Read the records and write them out again exactly.

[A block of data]
----
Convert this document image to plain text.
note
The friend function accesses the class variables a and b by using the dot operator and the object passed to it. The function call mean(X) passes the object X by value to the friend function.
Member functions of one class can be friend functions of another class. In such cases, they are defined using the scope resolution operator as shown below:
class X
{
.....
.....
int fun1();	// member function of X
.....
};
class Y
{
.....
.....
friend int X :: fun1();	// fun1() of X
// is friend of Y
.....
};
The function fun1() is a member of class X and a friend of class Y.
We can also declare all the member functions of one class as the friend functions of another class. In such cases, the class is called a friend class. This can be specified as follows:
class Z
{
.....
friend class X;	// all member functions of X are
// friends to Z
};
----
## ANSWER FOR THE TASK
Convert this document image to plain text.
note
The friend function accesses the class variables a and b by using the dot operator and the object passed to it. The function call mean(X) passes the object X by value to the friend function.
Member functions of one class can be friend functions of another class. In such cases, they are defined using the scope resolution operator as shown below:
class X
{
.....
.....
int fun1();	// member function of X
.....
};
class Y
{
.....
.....
friend int X :: fun1();	// fun1() of X
// is friend of Y
.....
};
The function fun1() is a member of class X and a friend of class Y.
We can also declare all the member functions of one class as the friend functions of another class. In such cases, the class is called a friend class. This can be specified as follows:
class Z
{
.....
friend class X;	// all member functions of X are
// friends to Z
};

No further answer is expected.